Requirements:
Looking at the data below, count the lines that contain the string "Actor". Write only the total.

□ □ □ □

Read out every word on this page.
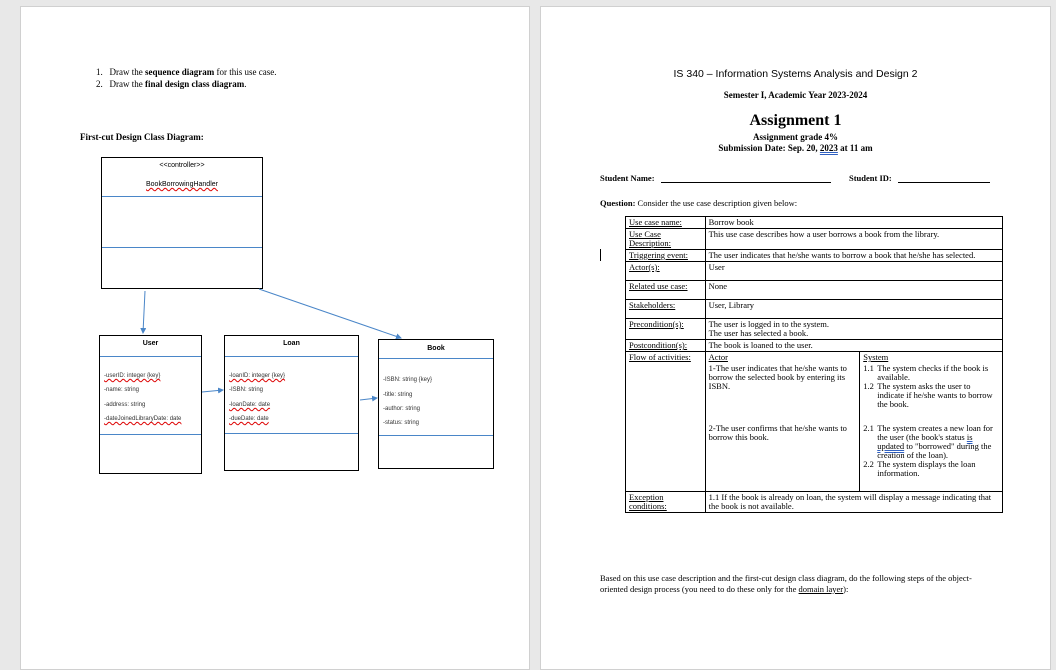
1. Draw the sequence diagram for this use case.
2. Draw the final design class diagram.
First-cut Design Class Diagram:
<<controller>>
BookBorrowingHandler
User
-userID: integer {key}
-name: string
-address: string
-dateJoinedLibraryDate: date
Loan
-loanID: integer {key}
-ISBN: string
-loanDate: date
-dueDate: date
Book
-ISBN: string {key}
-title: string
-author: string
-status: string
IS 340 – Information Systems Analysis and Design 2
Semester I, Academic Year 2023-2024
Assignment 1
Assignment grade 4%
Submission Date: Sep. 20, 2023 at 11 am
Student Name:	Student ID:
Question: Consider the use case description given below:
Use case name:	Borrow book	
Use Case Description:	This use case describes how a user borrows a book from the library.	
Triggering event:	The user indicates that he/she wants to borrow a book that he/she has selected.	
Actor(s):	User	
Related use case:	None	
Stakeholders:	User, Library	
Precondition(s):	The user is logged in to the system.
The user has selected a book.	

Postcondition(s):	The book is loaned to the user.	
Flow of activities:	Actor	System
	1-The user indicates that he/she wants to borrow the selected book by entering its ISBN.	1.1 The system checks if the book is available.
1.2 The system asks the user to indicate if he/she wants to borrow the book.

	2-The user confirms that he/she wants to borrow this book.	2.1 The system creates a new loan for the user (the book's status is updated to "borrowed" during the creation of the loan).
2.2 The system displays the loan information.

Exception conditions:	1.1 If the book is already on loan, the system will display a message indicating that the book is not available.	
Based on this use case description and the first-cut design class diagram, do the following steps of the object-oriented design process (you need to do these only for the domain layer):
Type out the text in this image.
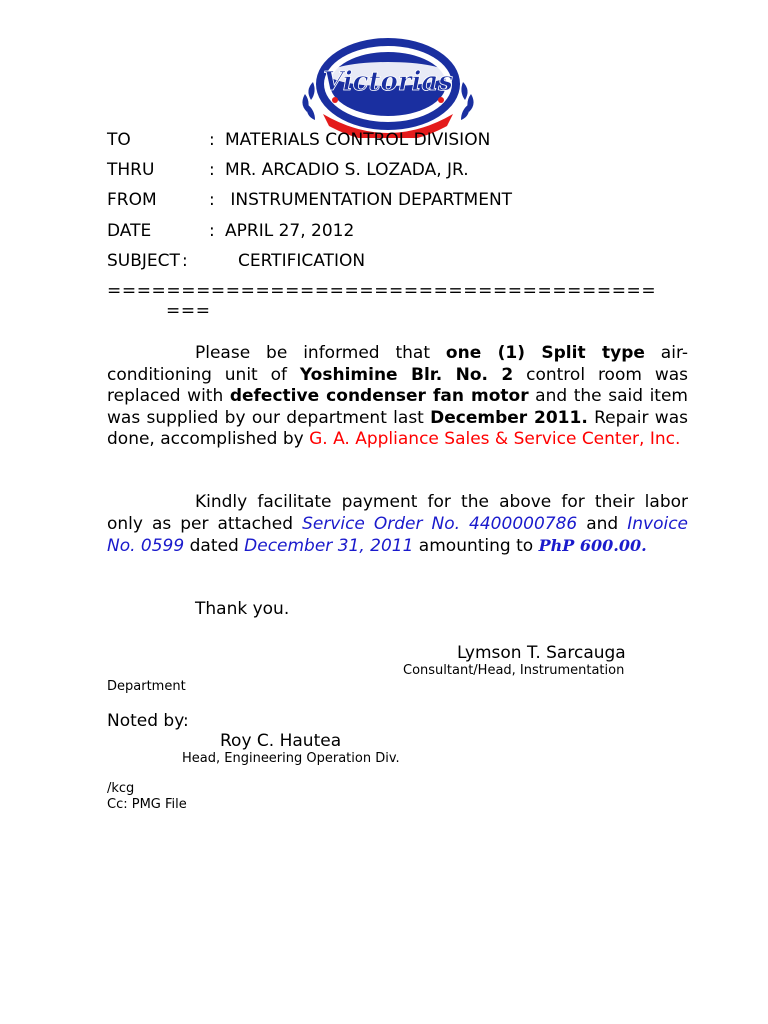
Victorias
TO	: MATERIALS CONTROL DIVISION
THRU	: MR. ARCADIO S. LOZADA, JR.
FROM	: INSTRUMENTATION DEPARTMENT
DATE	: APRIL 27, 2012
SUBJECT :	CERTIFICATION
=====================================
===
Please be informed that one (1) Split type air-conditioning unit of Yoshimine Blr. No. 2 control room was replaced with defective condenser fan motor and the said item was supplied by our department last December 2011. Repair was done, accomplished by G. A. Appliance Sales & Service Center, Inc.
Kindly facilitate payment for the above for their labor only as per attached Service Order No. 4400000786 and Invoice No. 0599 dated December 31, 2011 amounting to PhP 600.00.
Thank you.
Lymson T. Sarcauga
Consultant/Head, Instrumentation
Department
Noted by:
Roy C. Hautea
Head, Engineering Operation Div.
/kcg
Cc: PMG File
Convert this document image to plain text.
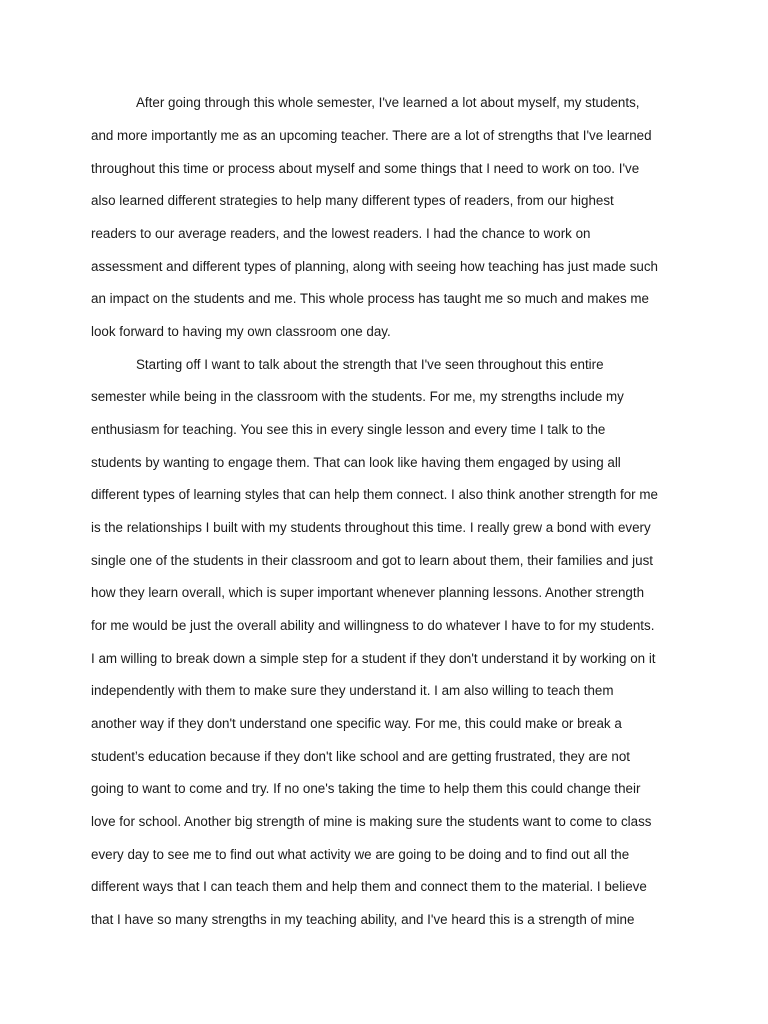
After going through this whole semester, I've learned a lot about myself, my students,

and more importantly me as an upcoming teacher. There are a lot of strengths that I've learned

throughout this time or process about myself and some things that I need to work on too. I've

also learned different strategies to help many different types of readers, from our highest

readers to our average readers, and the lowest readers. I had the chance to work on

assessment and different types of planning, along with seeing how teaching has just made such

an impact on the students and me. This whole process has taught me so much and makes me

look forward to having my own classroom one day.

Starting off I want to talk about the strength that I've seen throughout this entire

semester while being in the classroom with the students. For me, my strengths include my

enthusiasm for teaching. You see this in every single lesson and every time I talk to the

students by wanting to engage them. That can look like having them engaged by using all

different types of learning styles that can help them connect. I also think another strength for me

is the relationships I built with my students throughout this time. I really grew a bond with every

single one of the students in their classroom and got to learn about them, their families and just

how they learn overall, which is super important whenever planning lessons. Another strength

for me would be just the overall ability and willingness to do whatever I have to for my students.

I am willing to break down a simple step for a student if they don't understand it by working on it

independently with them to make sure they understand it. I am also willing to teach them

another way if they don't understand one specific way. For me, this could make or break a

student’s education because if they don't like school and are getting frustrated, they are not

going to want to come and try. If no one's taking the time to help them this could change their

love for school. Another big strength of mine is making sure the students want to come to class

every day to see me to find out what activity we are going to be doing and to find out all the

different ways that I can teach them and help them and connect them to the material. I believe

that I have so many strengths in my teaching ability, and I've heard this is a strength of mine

□ □ □ □

Right answer:
2